[Rows from a dataset]
»»
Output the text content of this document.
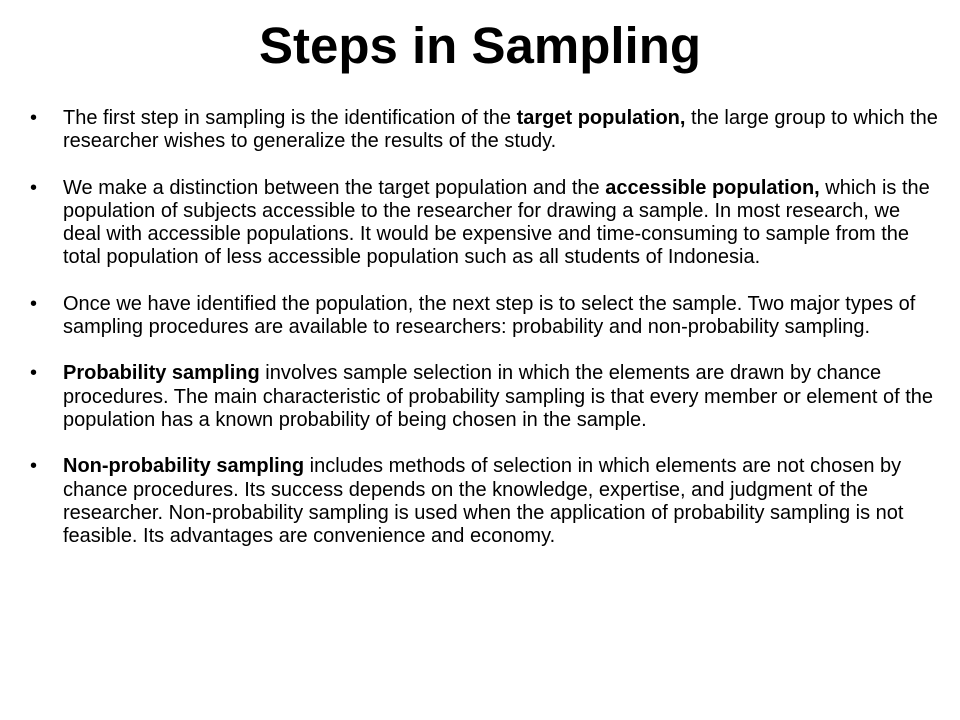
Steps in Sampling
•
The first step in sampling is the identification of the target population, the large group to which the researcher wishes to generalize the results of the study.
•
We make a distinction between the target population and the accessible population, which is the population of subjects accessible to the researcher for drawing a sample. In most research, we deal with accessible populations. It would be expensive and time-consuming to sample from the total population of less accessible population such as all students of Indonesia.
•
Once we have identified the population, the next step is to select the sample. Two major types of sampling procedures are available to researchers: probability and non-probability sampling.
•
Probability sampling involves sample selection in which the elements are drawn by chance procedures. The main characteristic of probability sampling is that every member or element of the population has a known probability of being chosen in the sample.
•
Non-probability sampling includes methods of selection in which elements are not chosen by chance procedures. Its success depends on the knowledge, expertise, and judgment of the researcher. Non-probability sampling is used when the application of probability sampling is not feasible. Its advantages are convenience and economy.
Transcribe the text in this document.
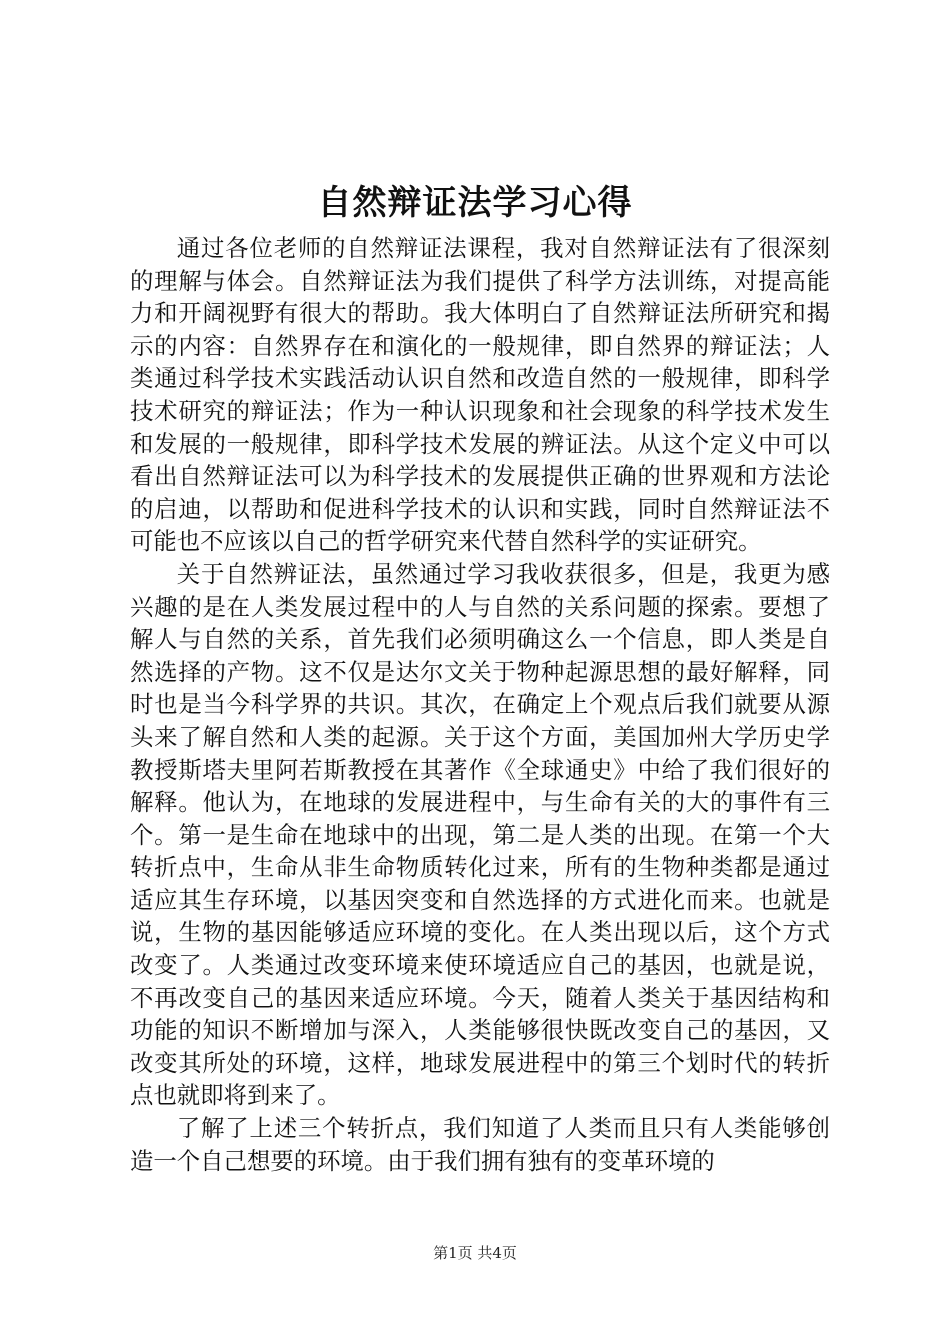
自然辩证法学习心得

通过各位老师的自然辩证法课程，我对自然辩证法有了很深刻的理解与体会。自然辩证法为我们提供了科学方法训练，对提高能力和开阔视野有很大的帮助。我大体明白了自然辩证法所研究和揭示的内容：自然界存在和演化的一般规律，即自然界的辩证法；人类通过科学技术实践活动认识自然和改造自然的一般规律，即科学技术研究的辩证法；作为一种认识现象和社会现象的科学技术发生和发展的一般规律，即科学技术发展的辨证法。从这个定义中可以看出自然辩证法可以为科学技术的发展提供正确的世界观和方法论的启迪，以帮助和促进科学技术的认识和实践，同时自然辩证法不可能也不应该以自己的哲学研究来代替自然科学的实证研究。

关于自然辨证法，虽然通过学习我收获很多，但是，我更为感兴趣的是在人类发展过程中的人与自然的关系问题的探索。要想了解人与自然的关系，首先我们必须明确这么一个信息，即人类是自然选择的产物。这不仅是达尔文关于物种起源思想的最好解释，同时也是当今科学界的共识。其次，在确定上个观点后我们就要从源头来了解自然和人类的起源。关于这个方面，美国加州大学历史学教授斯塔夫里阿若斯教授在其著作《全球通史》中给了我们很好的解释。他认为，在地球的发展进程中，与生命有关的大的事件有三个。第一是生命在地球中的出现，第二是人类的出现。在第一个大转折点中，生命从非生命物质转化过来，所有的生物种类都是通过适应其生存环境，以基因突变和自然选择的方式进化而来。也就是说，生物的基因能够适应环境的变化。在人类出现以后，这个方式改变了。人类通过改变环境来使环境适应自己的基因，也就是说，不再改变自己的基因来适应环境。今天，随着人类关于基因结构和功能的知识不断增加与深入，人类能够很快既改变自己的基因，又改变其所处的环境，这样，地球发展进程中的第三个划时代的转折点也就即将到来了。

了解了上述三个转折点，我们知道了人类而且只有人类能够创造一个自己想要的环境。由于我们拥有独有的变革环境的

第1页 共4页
««
»»
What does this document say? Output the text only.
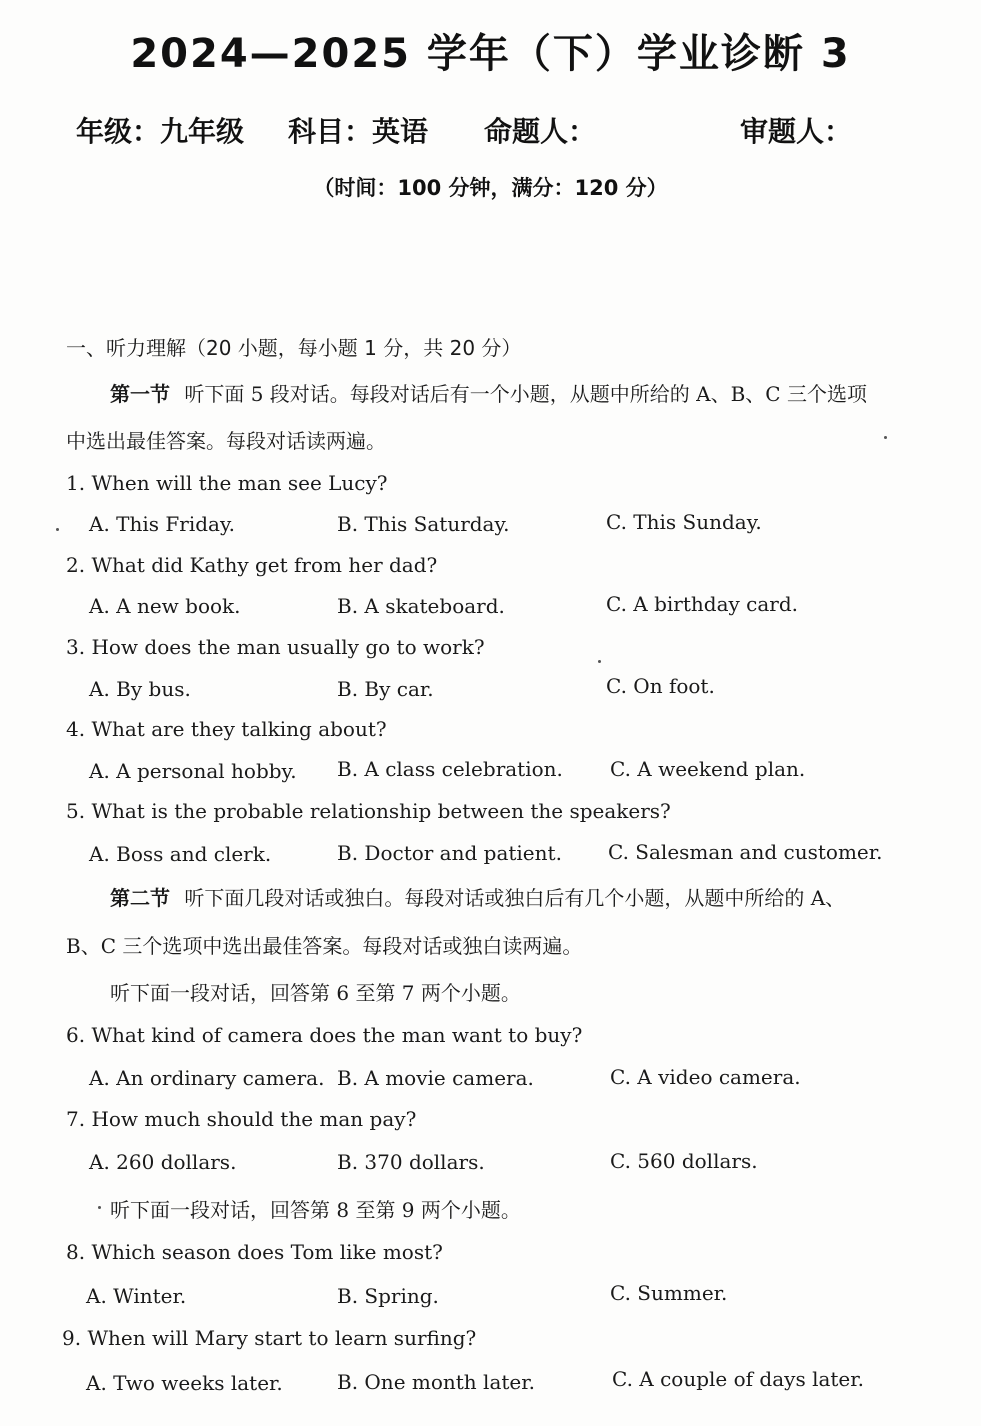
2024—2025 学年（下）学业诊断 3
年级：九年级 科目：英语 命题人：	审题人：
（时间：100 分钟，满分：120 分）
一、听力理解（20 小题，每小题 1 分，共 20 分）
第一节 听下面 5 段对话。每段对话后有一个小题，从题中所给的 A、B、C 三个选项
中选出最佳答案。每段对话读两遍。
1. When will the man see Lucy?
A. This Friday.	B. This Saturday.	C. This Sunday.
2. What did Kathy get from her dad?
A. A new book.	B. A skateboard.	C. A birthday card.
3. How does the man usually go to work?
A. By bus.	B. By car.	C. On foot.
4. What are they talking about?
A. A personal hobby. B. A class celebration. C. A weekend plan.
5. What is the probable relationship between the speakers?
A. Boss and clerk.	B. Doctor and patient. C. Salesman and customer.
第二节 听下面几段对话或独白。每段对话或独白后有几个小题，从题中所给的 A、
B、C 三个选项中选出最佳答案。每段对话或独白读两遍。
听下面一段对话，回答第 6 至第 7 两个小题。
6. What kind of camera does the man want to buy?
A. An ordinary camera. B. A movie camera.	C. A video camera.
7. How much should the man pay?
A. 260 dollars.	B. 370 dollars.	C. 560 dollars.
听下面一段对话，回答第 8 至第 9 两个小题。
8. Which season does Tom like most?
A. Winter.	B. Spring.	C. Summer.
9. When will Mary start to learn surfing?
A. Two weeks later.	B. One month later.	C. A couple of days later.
««
Stated problem:
Copy the lines from the entries above in which the word "What" appears.

Task response:
What does this document say? Output the text only.
2. What did Kathy get from her dad?
4. What are they talking about?
5. What is the probable relationship between the speakers?
6. What kind of camera does the man want to buy?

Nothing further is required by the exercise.